───── Provided data
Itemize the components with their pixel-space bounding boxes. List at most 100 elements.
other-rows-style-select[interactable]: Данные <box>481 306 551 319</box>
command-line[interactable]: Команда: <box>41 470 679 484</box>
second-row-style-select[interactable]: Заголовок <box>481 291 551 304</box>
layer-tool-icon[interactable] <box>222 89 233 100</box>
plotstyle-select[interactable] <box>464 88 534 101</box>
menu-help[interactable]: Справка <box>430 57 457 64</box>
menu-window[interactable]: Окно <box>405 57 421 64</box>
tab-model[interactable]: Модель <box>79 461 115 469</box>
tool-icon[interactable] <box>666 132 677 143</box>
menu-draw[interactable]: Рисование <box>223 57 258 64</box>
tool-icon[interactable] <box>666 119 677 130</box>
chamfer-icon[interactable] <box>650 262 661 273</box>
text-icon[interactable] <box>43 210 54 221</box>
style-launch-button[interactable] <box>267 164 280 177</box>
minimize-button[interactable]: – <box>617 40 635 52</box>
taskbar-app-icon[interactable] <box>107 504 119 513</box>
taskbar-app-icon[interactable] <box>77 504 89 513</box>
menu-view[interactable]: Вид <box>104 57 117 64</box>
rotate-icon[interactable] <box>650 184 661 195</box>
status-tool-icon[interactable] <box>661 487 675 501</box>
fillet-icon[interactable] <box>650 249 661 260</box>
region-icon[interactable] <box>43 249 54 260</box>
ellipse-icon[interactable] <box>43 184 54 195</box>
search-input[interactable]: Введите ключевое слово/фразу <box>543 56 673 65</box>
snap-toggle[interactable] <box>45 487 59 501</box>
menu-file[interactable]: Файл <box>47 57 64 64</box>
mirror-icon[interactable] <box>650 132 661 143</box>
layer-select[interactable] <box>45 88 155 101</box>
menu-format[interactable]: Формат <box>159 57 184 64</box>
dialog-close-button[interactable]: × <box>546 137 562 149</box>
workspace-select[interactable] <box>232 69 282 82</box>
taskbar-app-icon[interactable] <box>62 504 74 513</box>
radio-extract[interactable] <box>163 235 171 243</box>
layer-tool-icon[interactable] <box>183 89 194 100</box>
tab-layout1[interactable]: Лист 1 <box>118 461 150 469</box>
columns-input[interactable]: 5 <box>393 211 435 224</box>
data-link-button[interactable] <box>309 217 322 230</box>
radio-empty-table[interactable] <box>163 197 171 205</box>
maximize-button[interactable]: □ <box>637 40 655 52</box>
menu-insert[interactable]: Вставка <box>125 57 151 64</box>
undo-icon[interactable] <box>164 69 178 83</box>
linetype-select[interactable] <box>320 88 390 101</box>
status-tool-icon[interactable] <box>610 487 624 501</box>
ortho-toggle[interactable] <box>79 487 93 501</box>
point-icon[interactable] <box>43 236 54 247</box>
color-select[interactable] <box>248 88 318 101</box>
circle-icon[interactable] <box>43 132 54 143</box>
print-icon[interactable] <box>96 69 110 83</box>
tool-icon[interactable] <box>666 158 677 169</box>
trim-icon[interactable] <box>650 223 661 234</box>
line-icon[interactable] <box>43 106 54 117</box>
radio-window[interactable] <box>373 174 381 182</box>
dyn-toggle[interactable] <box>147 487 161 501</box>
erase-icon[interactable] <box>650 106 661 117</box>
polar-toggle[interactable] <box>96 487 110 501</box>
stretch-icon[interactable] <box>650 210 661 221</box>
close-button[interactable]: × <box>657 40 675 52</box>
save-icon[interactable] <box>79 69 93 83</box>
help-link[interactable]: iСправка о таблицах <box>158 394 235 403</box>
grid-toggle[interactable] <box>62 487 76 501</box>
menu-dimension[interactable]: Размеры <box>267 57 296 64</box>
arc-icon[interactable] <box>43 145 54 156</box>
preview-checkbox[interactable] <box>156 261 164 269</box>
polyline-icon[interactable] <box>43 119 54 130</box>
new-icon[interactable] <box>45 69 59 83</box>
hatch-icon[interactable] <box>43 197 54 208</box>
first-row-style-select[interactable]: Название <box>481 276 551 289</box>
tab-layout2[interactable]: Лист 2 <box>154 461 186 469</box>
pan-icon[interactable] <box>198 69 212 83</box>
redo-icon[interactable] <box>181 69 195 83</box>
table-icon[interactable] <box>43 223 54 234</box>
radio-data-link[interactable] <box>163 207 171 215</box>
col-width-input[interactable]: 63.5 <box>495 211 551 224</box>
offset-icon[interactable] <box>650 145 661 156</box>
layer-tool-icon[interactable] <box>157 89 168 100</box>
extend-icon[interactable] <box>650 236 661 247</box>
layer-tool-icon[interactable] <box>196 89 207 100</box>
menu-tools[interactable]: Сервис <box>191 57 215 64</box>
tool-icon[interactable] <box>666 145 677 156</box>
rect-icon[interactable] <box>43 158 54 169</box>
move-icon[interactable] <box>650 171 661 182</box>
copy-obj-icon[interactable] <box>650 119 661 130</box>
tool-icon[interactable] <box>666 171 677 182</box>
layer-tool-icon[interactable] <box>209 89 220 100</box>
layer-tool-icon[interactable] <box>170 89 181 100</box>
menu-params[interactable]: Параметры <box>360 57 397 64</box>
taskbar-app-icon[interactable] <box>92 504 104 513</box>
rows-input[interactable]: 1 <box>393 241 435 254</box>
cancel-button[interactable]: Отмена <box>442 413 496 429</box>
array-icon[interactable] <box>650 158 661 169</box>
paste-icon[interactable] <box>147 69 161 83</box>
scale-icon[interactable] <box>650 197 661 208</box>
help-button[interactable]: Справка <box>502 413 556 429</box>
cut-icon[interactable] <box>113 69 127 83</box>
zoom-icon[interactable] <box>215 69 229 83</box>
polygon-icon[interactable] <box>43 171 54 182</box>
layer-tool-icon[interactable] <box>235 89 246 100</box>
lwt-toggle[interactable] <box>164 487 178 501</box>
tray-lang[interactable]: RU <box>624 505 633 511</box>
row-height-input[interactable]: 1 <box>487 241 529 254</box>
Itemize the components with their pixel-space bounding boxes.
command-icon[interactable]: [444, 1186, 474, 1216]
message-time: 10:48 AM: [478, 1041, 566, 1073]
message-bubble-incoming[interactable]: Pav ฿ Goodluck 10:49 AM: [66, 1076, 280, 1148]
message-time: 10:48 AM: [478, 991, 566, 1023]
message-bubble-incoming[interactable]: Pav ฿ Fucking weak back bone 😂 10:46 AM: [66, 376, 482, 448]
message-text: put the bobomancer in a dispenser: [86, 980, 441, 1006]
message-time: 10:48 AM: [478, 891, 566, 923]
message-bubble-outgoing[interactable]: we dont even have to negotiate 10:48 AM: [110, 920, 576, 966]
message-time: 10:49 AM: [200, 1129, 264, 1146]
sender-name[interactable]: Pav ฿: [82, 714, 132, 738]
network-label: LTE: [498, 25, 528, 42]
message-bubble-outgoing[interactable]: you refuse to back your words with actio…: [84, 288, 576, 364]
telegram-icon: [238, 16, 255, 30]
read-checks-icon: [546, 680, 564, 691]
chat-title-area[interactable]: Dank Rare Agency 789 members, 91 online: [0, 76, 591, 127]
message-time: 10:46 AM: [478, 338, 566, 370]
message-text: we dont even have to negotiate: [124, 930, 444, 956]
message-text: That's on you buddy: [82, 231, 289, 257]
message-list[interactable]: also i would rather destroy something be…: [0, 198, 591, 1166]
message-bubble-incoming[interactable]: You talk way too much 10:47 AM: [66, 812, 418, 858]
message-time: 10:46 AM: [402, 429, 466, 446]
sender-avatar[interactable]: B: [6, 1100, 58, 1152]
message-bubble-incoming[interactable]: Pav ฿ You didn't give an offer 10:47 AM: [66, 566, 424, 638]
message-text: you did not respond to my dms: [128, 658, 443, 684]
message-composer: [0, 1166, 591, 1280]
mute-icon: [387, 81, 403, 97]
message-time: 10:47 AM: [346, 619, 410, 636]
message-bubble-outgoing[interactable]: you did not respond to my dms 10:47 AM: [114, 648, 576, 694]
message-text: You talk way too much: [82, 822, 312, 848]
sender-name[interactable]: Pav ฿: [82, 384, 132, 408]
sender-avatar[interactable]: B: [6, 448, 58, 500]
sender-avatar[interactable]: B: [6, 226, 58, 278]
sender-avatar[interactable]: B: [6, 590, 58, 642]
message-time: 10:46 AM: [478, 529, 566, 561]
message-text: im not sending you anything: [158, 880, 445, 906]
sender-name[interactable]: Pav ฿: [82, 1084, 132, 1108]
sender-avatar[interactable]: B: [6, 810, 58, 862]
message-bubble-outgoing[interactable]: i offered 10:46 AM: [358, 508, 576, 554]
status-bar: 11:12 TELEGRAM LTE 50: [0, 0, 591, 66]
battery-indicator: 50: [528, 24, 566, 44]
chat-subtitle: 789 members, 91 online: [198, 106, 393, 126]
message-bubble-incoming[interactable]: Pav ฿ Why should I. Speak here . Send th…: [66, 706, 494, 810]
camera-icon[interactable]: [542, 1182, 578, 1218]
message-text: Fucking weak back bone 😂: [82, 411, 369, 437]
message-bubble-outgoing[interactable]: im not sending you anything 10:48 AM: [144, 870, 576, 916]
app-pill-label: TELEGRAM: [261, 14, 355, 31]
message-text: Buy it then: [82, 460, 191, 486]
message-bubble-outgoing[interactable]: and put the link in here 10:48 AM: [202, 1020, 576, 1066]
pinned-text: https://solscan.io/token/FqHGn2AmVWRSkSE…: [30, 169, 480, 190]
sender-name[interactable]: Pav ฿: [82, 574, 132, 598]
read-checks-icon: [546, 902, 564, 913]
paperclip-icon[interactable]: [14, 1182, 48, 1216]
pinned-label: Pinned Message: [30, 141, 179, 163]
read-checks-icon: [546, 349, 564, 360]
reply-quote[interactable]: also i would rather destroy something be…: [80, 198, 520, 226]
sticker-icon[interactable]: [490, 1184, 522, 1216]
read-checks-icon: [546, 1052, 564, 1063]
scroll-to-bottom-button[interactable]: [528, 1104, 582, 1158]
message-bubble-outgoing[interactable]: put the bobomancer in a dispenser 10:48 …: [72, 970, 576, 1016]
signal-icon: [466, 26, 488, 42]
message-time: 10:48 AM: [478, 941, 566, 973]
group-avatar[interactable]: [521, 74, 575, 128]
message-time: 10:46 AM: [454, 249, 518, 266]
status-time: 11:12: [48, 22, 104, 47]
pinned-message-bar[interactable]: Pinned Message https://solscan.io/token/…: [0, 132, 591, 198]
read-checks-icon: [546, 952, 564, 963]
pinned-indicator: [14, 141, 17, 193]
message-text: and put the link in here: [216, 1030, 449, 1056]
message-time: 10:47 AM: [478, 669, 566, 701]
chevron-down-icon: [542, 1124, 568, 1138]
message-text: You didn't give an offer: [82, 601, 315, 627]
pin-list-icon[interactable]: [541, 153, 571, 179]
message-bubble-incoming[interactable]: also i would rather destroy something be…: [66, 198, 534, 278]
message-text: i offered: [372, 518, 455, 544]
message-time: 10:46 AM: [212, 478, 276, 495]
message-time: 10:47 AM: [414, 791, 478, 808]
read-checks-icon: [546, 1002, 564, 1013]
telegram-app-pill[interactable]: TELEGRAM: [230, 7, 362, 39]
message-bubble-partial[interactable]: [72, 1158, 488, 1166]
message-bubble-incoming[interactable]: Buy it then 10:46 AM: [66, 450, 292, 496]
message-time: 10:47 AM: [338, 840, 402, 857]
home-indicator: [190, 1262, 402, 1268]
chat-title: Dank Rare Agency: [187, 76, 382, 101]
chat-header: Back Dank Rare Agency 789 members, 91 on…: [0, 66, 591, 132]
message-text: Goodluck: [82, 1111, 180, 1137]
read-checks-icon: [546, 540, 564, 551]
──────────
◆ Stated exercise: Copy the items word for word, from the first line of the items through the line containing "style-launch-button[interactable] <box>267 164", with both ends included.

◆ Answer for this exercise:
Itemize the components with their pixel-space bounding boxes. List at most 100 elements.
other-rows-style-select[interactable]: Данные <box>481 306 551 319</box>
command-line[interactable]: Команда: <box>41 470 679 484</box>
second-row-style-select[interactable]: Заголовок <box>481 291 551 304</box>
layer-tool-icon[interactable] <box>222 89 233 100</box>
plotstyle-select[interactable] <box>464 88 534 101</box>
menu-help[interactable]: Справка <box>430 57 457 64</box>
menu-window[interactable]: Окно <box>405 57 421 64</box>
tab-model[interactable]: Модель <box>79 461 115 469</box>
tool-icon[interactable] <box>666 132 677 143</box>
menu-draw[interactable]: Рисование <box>223 57 258 64</box>
tool-icon[interactable] <box>666 119 677 130</box>
chamfer-icon[interactable] <box>650 262 661 273</box>
text-icon[interactable] <box>43 210 54 221</box>
style-launch-button[interactable] <box>267 164 280 177</box>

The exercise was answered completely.